**DIRECTION 1:** Reproduce the source data rows verbatim, from the first row through the row containing "x-tick-label: 2026-06-02: [573, 1018, 673, 1040]", including both.

**DOCUMENT PASSAGE:**
Adapted from the sexuality in the conversation between Jessica and Lorenzo,combineering nature and its elements to portray the love they made while at Portia's house.
Act Five, Scene One, Merchant of Venice.
Dedicated to Marlowe.
Who was the most subtly provoking writer.
Merchant of Venice was originally adapted from Marlowe's , Jew Of Malta.
Shakespeare is like the Jim Morrison of lyrics.
No offense to admirer's of either.
I enjoy both equally for other reasons.
Dedicated to lust, stemming from love.
To please and be pleasured by one.
Like a fresh whiff of ground coffee sipped and stemming from it the want to never share, your cup.
To faith.

6.4.09

The Day.







Darjeeling Tea.
Tagore.
Russian Circles.

I just hope all noisy little nincompoops who disgrace the peace in a Barista suddenly go mute.


I need a job.
Employ me.

I was walking along pali after looking for anklets.
I like hanging them all over my room.
I misplaced my ghungrus.
But one pair that hangs from any place that can have something hanging from it.
So anyway I want to dedicate Black Dog to all those assimilated beautiful women dying of claustrophobia of the Bandra air because of too many of the same kind.
Too much eye candy is an over kill.
Hmmpf.
So anyway like always I ended waiting for facebaby and then we talked over Subway salad and I ate truffle XD
I quite enjoyed her company like I always do.
Though the comfort of my empty house after a dental appointment for I don't know what.
I cancelled cause I don't want dreaded news about a cavity :(
My first, if at all.
Clove oil is good.
Though it makes you spit a lot.
And then I get tempted to blow spit bubbles which is unhygienic and not so appealing to anyone except a few decrepit retards who enjoy this felony with me :P
Again did I mention facebaby :P
I didn't complain about waiting cause now you owe me lots of lens moving thingys.
Yes, I'm not weird, Ive never had spectacles and I get amused and fascinated by people who can move they're contact lenses inside their eye.
:P

I wish I was taller.
Like six feet or something.

**DIRECTION 2:** Continue the personal journal entry after its last line.

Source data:
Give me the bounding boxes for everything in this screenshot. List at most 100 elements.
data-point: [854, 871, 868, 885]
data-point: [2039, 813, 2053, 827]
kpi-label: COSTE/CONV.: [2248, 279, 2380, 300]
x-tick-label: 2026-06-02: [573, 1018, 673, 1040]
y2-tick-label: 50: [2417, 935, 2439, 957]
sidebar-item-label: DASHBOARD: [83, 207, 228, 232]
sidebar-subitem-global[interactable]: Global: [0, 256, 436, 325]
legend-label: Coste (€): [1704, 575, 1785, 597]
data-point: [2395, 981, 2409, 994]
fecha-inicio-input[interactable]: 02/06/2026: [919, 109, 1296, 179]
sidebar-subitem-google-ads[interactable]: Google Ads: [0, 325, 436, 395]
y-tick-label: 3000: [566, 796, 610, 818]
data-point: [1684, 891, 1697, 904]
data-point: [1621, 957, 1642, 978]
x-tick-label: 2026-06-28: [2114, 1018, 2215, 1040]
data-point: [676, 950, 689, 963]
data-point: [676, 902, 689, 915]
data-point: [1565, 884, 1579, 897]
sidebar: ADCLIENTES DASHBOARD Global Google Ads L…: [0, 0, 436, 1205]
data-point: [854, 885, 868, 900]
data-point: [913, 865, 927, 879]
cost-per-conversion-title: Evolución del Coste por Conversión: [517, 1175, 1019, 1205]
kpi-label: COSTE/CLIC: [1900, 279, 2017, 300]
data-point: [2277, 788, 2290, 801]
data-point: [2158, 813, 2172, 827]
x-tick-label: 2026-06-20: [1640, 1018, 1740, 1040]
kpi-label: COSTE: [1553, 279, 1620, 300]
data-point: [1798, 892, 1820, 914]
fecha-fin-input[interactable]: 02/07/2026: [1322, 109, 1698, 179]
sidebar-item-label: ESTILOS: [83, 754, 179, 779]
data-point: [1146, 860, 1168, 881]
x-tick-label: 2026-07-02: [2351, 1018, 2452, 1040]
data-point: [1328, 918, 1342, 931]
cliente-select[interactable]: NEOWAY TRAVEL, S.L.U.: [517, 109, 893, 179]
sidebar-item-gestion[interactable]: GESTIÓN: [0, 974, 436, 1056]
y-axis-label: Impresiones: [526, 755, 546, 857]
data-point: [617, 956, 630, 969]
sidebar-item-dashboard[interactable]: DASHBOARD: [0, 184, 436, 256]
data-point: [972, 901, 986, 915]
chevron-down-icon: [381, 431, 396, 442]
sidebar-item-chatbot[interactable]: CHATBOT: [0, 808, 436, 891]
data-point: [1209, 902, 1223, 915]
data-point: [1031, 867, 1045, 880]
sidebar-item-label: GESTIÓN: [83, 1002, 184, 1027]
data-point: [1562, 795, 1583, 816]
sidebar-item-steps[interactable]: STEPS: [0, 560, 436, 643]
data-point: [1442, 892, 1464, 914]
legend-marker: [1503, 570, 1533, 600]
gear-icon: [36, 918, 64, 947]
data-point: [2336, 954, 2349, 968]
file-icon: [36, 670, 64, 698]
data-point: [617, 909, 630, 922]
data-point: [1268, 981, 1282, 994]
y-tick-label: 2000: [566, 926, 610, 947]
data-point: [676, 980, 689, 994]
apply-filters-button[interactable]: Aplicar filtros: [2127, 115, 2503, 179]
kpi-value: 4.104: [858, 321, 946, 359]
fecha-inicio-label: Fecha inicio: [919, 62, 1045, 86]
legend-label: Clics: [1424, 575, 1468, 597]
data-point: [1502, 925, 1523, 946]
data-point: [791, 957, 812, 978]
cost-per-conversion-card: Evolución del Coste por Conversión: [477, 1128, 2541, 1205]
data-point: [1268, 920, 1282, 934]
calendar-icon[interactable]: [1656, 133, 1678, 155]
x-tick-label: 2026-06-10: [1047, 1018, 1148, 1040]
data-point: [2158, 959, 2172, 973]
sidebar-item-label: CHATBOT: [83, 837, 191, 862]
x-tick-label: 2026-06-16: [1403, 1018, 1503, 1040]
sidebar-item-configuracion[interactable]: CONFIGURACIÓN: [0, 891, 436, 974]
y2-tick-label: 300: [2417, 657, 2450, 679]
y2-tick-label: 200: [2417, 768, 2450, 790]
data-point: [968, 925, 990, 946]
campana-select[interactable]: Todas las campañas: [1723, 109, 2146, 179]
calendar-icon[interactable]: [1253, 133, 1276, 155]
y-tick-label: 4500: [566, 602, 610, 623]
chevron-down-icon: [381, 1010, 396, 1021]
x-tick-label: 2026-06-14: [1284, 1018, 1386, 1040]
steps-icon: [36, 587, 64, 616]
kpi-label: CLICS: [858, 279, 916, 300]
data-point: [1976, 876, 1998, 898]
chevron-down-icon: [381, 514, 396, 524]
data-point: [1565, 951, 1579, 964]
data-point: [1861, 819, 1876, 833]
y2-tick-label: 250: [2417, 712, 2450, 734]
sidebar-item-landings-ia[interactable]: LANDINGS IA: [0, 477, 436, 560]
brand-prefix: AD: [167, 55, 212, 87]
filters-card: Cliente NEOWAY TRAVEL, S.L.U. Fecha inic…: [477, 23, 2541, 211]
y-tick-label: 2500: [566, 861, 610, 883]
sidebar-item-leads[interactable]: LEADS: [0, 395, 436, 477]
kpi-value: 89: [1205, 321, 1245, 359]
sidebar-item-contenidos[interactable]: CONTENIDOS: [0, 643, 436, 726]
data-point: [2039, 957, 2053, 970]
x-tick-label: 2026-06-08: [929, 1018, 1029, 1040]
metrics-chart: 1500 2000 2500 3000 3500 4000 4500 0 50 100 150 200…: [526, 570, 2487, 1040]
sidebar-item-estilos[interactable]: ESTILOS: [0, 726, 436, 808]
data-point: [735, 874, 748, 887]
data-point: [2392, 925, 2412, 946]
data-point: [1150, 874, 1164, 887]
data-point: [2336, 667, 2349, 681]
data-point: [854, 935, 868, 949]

**RESULT 1:**
Give me the bounding boxes for everything in this screenshot. List at most 100 elements.
data-point: [854, 871, 868, 885]
data-point: [2039, 813, 2053, 827]
kpi-label: COSTE/CONV.: [2248, 279, 2380, 300]
x-tick-label: 2026-06-02: [573, 1018, 673, 1040]

**RESULT 2:**
I'm only fiveseven:(
And Toothi will complain about how I'm a whiner and I never make an effort to look like a woman.
She was advising me on her almost yearly trips to see me and upgrade my knowledge on latest fashion and make up.
She says the internet is very useful and I must watch you tube videos to enhance my looks.
Lmao.
Shesocute.
She wrote in my birthday card, cuz she knows I prefer written and made items over gifts, unless they're thoughtful.
That she would have married only me if I were a guy and that whether or not I like it, I have only her and I'm stuck
*turnsscarlet*
And she told me I should apply a slight pink matte lip shit.
I settled for winter grape balm that I own.
She tch'ed me and ended the conversation by reminding me to buy mascara called voluminous or something.

Chamchambaby is mad at me cause she thinks I'm ignoring her.
I'll buy her a croissant and settle for a beer in return which she'll takes sips of while taunting me about how it is fattening and all that.
And then will gorge a plate of dragon chicken.
I think I'll just buy her that.

So anyway I'm bored now.
And I want to really complete my article on the stock market but first I must stuff myself.
Cause I ate only
1.Cornflakes(breakfast)
2.Darjeeling tea, gingerlemon tea (lunch)
3.chocolate truffle (while facebaby tempted me with meatballs) I can't eat chicken anymore.
Really.
So anyway Bon apetit to all the foodies.
Who imagine food to be a form of redemption when nothing else is more interesting.

Dinner and some telly XD
YAY
I love watching weekly telly :\
Ok BYE now.

I'm bored :(
Really.
Job.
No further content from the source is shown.